Material for this task ::
────────────────

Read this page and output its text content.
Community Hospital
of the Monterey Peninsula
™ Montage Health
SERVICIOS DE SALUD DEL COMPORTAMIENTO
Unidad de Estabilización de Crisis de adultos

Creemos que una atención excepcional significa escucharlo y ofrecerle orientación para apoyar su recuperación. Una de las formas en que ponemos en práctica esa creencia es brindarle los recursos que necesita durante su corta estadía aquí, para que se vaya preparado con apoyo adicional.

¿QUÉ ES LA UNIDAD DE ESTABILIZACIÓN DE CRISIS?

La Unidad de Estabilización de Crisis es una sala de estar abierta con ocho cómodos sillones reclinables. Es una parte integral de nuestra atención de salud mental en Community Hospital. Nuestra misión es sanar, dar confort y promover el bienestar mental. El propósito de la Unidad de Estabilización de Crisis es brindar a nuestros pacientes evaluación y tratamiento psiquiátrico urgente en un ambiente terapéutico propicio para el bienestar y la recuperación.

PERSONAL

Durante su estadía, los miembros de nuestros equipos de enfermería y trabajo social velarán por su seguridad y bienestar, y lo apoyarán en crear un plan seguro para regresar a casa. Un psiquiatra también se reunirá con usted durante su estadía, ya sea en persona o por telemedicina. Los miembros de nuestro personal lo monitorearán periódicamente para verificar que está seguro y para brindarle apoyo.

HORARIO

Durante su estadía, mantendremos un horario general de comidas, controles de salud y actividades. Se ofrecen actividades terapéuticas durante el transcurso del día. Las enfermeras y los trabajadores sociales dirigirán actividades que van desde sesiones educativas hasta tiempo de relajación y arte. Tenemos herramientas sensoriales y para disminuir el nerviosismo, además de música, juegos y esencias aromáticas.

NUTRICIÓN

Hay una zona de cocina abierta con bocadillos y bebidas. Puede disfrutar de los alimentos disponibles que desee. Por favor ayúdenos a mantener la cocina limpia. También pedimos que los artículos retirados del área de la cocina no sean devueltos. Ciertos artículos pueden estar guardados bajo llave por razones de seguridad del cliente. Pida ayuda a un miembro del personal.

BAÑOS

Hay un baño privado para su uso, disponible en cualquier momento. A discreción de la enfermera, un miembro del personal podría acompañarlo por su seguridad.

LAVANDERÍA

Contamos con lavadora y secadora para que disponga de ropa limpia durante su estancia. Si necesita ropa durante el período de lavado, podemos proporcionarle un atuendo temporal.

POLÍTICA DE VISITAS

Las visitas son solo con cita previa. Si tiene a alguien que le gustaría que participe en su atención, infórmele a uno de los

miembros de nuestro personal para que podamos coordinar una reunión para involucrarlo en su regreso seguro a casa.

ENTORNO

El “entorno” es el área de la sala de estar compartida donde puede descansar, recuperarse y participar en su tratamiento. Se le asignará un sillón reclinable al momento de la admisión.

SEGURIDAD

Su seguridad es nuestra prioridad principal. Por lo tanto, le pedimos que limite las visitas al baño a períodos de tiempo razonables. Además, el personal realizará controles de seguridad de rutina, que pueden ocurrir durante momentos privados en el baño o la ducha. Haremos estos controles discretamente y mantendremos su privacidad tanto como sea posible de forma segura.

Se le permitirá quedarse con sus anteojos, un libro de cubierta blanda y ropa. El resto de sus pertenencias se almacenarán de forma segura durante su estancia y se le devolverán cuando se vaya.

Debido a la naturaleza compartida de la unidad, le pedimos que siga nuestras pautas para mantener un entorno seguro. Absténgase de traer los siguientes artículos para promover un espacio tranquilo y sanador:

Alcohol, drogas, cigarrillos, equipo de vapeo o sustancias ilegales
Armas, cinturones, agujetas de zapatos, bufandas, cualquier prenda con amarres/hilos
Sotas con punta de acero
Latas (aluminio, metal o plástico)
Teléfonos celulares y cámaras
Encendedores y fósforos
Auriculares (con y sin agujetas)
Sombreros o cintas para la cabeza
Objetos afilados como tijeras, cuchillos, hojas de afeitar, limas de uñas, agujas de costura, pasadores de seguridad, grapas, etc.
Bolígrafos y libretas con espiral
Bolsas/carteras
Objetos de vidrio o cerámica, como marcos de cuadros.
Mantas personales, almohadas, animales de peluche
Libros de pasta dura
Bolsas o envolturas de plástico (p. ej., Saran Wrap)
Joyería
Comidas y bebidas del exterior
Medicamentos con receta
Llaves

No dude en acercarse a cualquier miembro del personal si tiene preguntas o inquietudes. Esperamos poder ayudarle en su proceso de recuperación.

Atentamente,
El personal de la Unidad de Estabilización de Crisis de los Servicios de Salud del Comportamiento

────────────────

Written problem :: Write out the whole listing exactly.

Solution for this exercise ::
Read this page and output its text content.
Community Hospital
of the Monterey Peninsula
™ Montage Health
SERVICIOS DE SALUD DEL COMPORTAMIENTO
Unidad de Estabilización de Crisis de adultos

Creemos que una atención excepcional significa escucharlo y ofrecerle orientación para apoyar su recuperación. Una de las formas en que ponemos en práctica esa creencia es brindarle los recursos que necesita durante su corta estadía aquí, para que se vaya preparado con apoyo adicional.

¿QUÉ ES LA UNIDAD DE ESTABILIZACIÓN DE CRISIS?

La Unidad de Estabilización de Crisis es una sala de estar abierta con ocho cómodos sillones reclinables. Es una parte integral de nuestra atención de salud mental en Community Hospital. Nuestra misión es sanar, dar confort y promover el bienestar mental. El propósito de la Unidad de Estabilización de Crisis es brindar a nuestros pacientes evaluación y tratamiento psiquiátrico urgente en un ambiente terapéutico propicio para el bienestar y la recuperación.

PERSONAL

Durante su estadía, los miembros de nuestros equipos de enfermería y trabajo social velarán por su seguridad y bienestar, y lo apoyarán en crear un plan seguro para regresar a casa. Un psiquiatra también se reunirá con usted durante su estadía, ya sea en persona o por telemedicina. Los miembros de nuestro personal lo monitorearán periódicamente para verificar que está seguro y para brindarle apoyo.

HORARIO

Durante su estadía, mantendremos un horario general de comidas, controles de salud y actividades. Se ofrecen actividades terapéuticas durante el transcurso del día. Las enfermeras y los trabajadores sociales dirigirán actividades que van desde sesiones educativas hasta tiempo de relajación y arte. Tenemos herramientas sensoriales y para disminuir el nerviosismo, además de música, juegos y esencias aromáticas.

NUTRICIÓN

Hay una zona de cocina abierta con bocadillos y bebidas. Puede disfrutar de los alimentos disponibles que desee. Por favor ayúdenos a mantener la cocina limpia. También pedimos que los artículos retirados del área de la cocina no sean devueltos. Ciertos artículos pueden estar guardados bajo llave por razones de seguridad del cliente. Pida ayuda a un miembro del personal.

BAÑOS

Hay un baño privado para su uso, disponible en cualquier momento. A discreción de la enfermera, un miembro del personal podría acompañarlo por su seguridad.

LAVANDERÍA

Contamos con lavadora y secadora para que disponga de ropa limpia durante su estancia. Si necesita ropa durante el período de lavado, podemos proporcionarle un atuendo temporal.

POLÍTICA DE VISITAS

Las visitas son solo con cita previa. Si tiene a alguien que le gustaría que participe en su atención, infórmele a uno de los

miembros de nuestro personal para que podamos coordinar una reunión para involucrarlo en su regreso seguro a casa.

ENTORNO

El “entorno” es el área de la sala de estar compartida donde puede descansar, recuperarse y participar en su tratamiento. Se le asignará un sillón reclinable al momento de la admisión.

SEGURIDAD

Su seguridad es nuestra prioridad principal. Por lo tanto, le pedimos que limite las visitas al baño a períodos de tiempo razonables. Además, el personal realizará controles de seguridad de rutina, que pueden ocurrir durante momentos privados en el baño o la ducha. Haremos estos controles discretamente y mantendremos su privacidad tanto como sea posible de forma segura.

Se le permitirá quedarse con sus anteojos, un libro de cubierta blanda y ropa. El resto de sus pertenencias se almacenarán de forma segura durante su estancia y se le devolverán cuando se vaya.

Debido a la naturaleza compartida de la unidad, le pedimos que siga nuestras pautas para mantener un entorno seguro. Absténgase de traer los siguientes artículos para promover un espacio tranquilo y sanador:

Alcohol, drogas, cigarrillos, equipo de vapeo o sustancias ilegales
Armas, cinturones, agujetas de zapatos, bufandas, cualquier prenda con amarres/hilos
Sotas con punta de acero
Latas (aluminio, metal o plástico)
Teléfonos celulares y cámaras
Encendedores y fósforos
Auriculares (con y sin agujetas)
Sombreros o cintas para la cabeza
Objetos afilados como tijeras, cuchillos, hojas de afeitar, limas de uñas, agujas de costura, pasadores de seguridad, grapas, etc.
Bolígrafos y libretas con espiral
Bolsas/carteras
Objetos de vidrio o cerámica, como marcos de cuadros.
Mantas personales, almohadas, animales de peluche
Libros de pasta dura
Bolsas o envolturas de plástico (p. ej., Saran Wrap)
Joyería
Comidas y bebidas del exterior
Medicamentos con receta
Llaves

No dude en acercarse a cualquier miembro del personal si tiene preguntas o inquietudes. Esperamos poder ayudarle en su proceso de recuperación.

Atentamente,
El personal de la Unidad de Estabilización de Crisis de los Servicios de Salud del Comportamiento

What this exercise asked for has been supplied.